(WHAT IS BEING ASKED):
Report only how many lines of the entries below contain the string "this".
** START OF SUPPLIED INFORMATION **
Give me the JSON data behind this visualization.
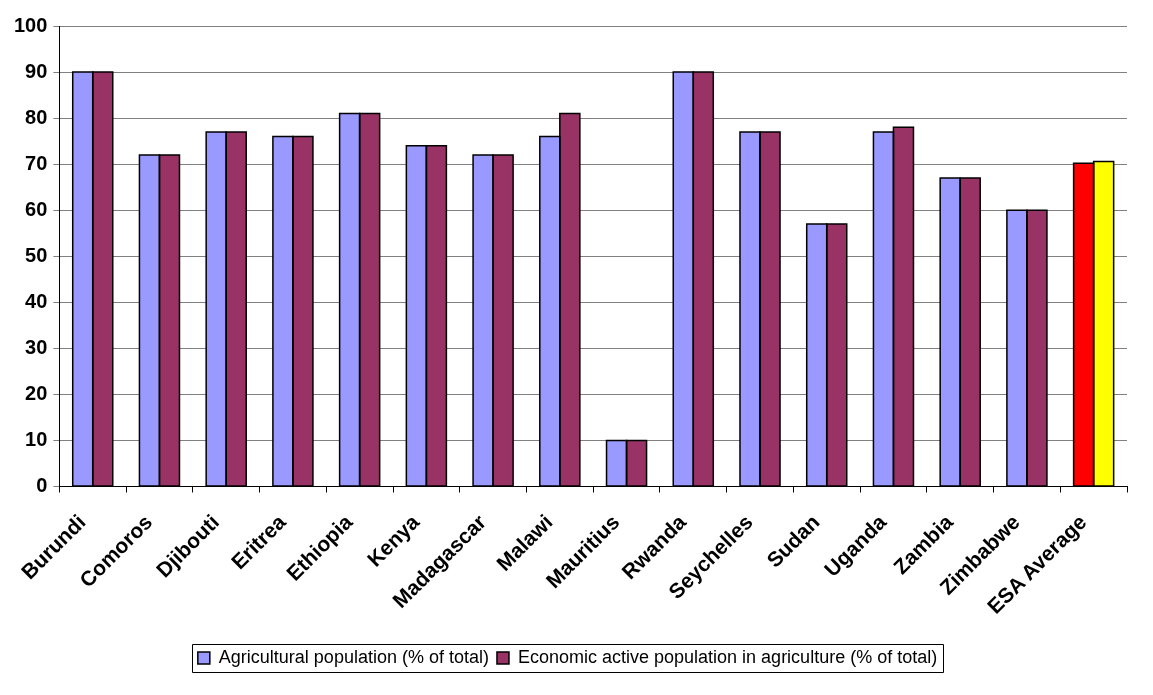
{
  "chart_data": {
    "type": "bar",
    "categories": [
      "Burundi",
      "Comoros",
      "Djibouti",
      "Eritrea",
      "Ethiopia",
      "Kenya",
      "Madagascar",
      "Malawi",
      "Mauritius",
      "Rwanda",
      "Seychelles",
      "Sudan",
      "Uganda",
      "Zambia",
      "Zimbabwe",
      "ESA Average"
    ],
    "series": [
      {
        "name": "Agricultural population (% of total)",
        "color": "#9999ff",
        "colors": [
          "#9999ff",
          "#9999ff",
          "#9999ff",
          "#9999ff",
          "#9999ff",
          "#9999ff",
          "#9999ff",
          "#9999ff",
          "#9999ff",
          "#9999ff",
          "#9999ff",
          "#9999ff",
          "#9999ff",
          "#9999ff",
          "#9999ff",
          "#ff0000"
        ],
        "values": [
          90,
          72,
          77,
          76,
          81,
          74,
          72,
          76,
          10,
          90,
          77,
          57,
          77,
          67,
          60,
          70.2
        ]
      },
      {
        "name": "Economic active population in agriculture (% of total)",
        "color": "#993366",
        "colors": [
          "#993366",
          "#993366",
          "#993366",
          "#993366",
          "#993366",
          "#993366",
          "#993366",
          "#993366",
          "#993366",
          "#993366",
          "#993366",
          "#993366",
          "#993366",
          "#993366",
          "#993366",
          "#ffff00"
        ],
        "values": [
          90,
          72,
          77,
          76,
          81,
          74,
          72,
          81,
          10,
          90,
          77,
          57,
          78,
          67,
          60,
          70.6
        ]
      }
    ],
    "ylim": [
      0,
      100
    ],
    "yticks": [
      0,
      10,
      20,
      30,
      40,
      50,
      60,
      70,
      80,
      90,
      100
    ],
    "grid": "y",
    "legend": "bottom"
  }
}
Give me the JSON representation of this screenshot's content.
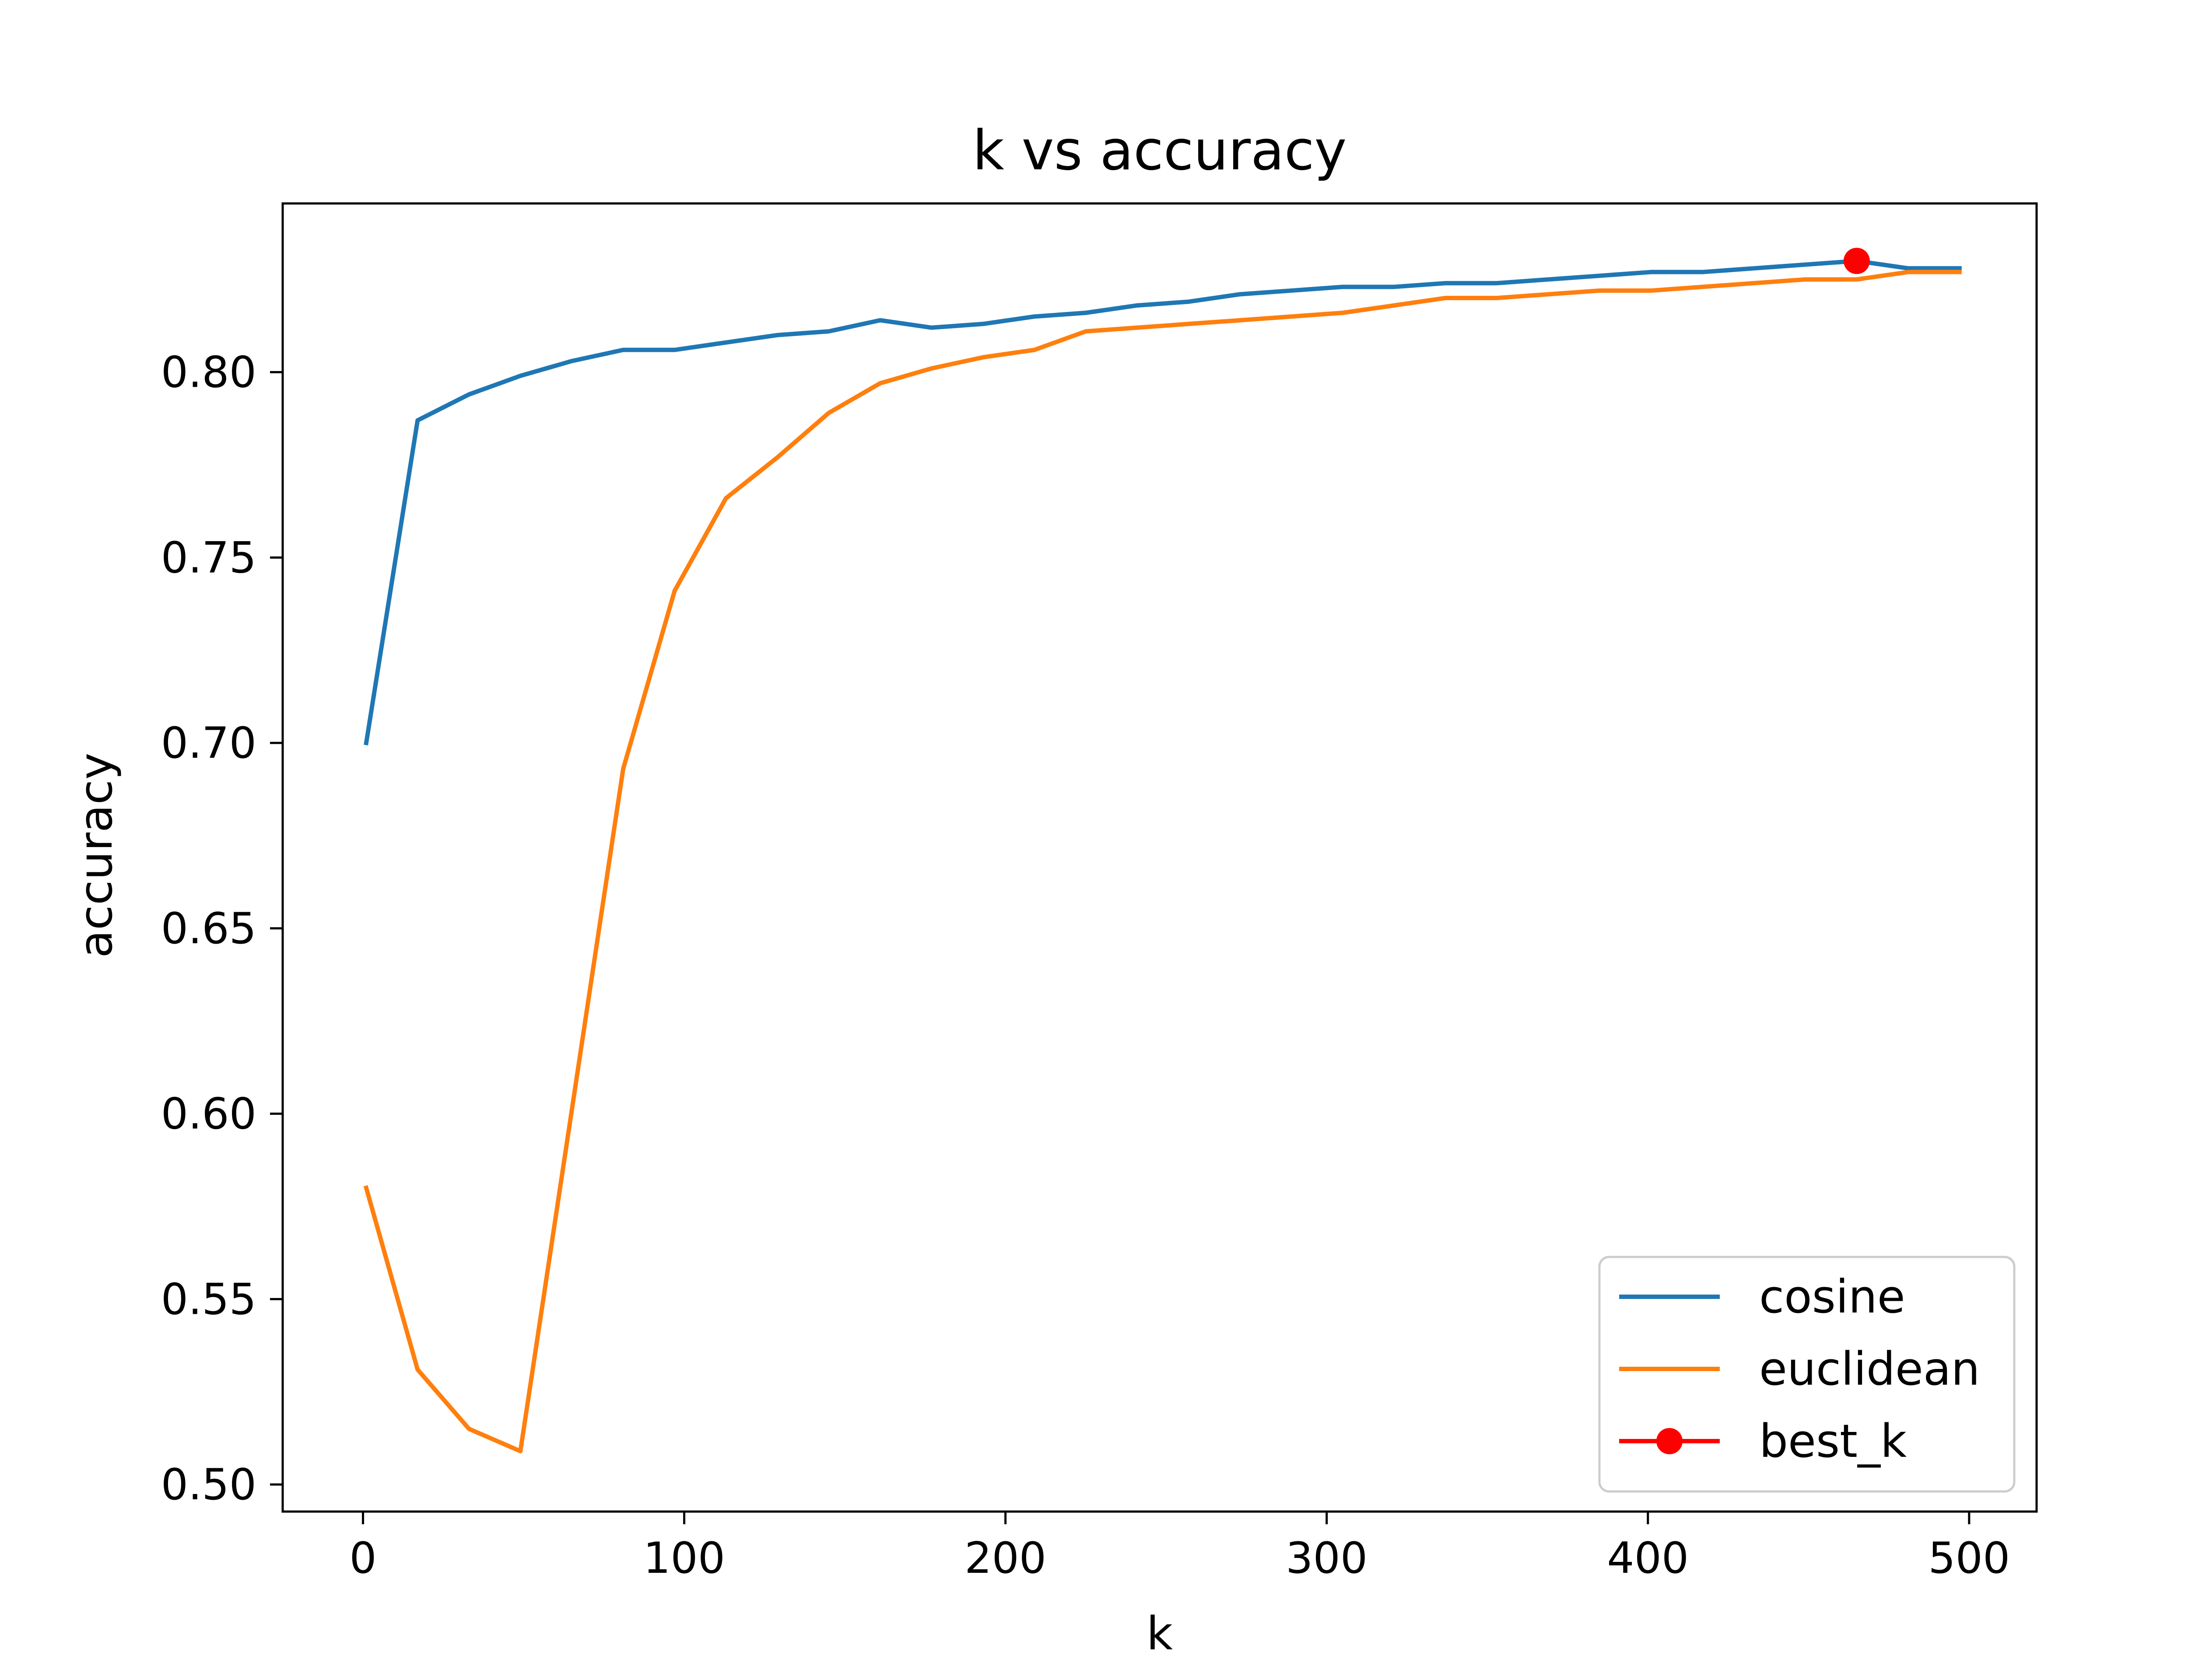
{
  "chart_data": {
    "type": "line",
    "title": "k vs accuracy",
    "xlabel": "k",
    "ylabel": "accuracy",
    "xlim": [
      -25,
      521
    ],
    "ylim": [
      0.4927,
      0.8455
    ],
    "x_ticks": [
      {
        "value": 0,
        "label": "0"
      },
      {
        "value": 100,
        "label": "100"
      },
      {
        "value": 200,
        "label": "200"
      },
      {
        "value": 300,
        "label": "300"
      },
      {
        "value": 400,
        "label": "400"
      },
      {
        "value": 500,
        "label": "500"
      }
    ],
    "y_ticks": [
      {
        "value": 0.5,
        "label": "0.50"
      },
      {
        "value": 0.55,
        "label": "0.55"
      },
      {
        "value": 0.6,
        "label": "0.60"
      },
      {
        "value": 0.65,
        "label": "0.65"
      },
      {
        "value": 0.7,
        "label": "0.70"
      },
      {
        "value": 0.75,
        "label": "0.75"
      },
      {
        "value": 0.8,
        "label": "0.80"
      }
    ],
    "x": [
      1,
      17,
      33,
      49,
      65,
      81,
      97,
      113,
      129,
      145,
      161,
      177,
      193,
      209,
      225,
      241,
      257,
      273,
      289,
      305,
      321,
      337,
      353,
      369,
      385,
      401,
      417,
      433,
      449,
      465,
      481,
      497
    ],
    "series": [
      {
        "name": "cosine",
        "color": "#1f77b4",
        "values": [
          0.7,
          0.787,
          0.794,
          0.799,
          0.803,
          0.806,
          0.806,
          0.808,
          0.81,
          0.811,
          0.814,
          0.812,
          0.813,
          0.815,
          0.816,
          0.818,
          0.819,
          0.821,
          0.822,
          0.823,
          0.823,
          0.824,
          0.824,
          0.825,
          0.826,
          0.827,
          0.827,
          0.828,
          0.829,
          0.83,
          0.828,
          0.828
        ]
      },
      {
        "name": "euclidean",
        "color": "#ff7f0e",
        "values": [
          0.58,
          0.531,
          0.515,
          0.509,
          0.601,
          0.693,
          0.741,
          0.766,
          0.777,
          0.789,
          0.797,
          0.801,
          0.804,
          0.806,
          0.811,
          0.812,
          0.813,
          0.814,
          0.815,
          0.816,
          0.818,
          0.82,
          0.82,
          0.821,
          0.822,
          0.822,
          0.823,
          0.824,
          0.825,
          0.825,
          0.827,
          0.827
        ]
      }
    ],
    "best_point": {
      "name": "best_k",
      "x": 465,
      "y": 0.83,
      "color": "#ff0000"
    },
    "legend": {
      "position": "lower-right",
      "entries": [
        "cosine",
        "euclidean",
        "best_k"
      ]
    },
    "grid": false
  }
}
** END OF SUPPLIED INFORMATION **
(ANSWER BELOW):
2